§ Data lines:
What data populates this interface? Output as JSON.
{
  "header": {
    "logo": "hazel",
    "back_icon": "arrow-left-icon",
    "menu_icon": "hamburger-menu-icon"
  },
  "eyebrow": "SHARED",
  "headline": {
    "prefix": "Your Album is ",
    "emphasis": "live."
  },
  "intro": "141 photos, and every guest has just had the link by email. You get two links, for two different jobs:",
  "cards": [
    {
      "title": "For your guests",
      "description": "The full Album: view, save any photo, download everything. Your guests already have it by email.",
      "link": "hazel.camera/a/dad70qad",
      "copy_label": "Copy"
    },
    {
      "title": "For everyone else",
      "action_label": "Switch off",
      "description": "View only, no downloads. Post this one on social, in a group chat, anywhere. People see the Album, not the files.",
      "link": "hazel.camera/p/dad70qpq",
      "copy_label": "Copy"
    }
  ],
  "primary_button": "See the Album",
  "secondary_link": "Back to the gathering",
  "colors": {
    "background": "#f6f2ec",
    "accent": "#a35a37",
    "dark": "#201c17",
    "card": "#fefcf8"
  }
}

§ To do: Copy every line exactly. Leave nothing out.

§ Solution to this exercise:
What data populates this interface? Output as JSON.
{
  "header": {
    "logo": "hazel",
    "back_icon": "arrow-left-icon",
    "menu_icon": "hamburger-menu-icon"
  },
  "eyebrow": "SHARED",
  "headline": {
    "prefix": "Your Album is ",
    "emphasis": "live."
  },
  "intro": "141 photos, and every guest has just had the link by email. You get two links, for two different jobs:",
  "cards": [
    {
      "title": "For your guests",
      "description": "The full Album: view, save any photo, download everything. Your guests already have it by email.",
      "link": "hazel.camera/a/dad70qad",
      "copy_label": "Copy"
    },
    {
      "title": "For everyone else",
      "action_label": "Switch off",
      "description": "View only, no downloads. Post this one on social, in a group chat, anywhere. People see the Album, not the files.",
      "link": "hazel.camera/p/dad70qpq",
      "copy_label": "Copy"
    }
  ],
  "primary_button": "See the Album",
  "secondary_link": "Back to the gathering",
  "colors": {
    "background": "#f6f2ec",
    "accent": "#a35a37",
    "dark": "#201c17",
    "card": "#fefcf8"
  }
}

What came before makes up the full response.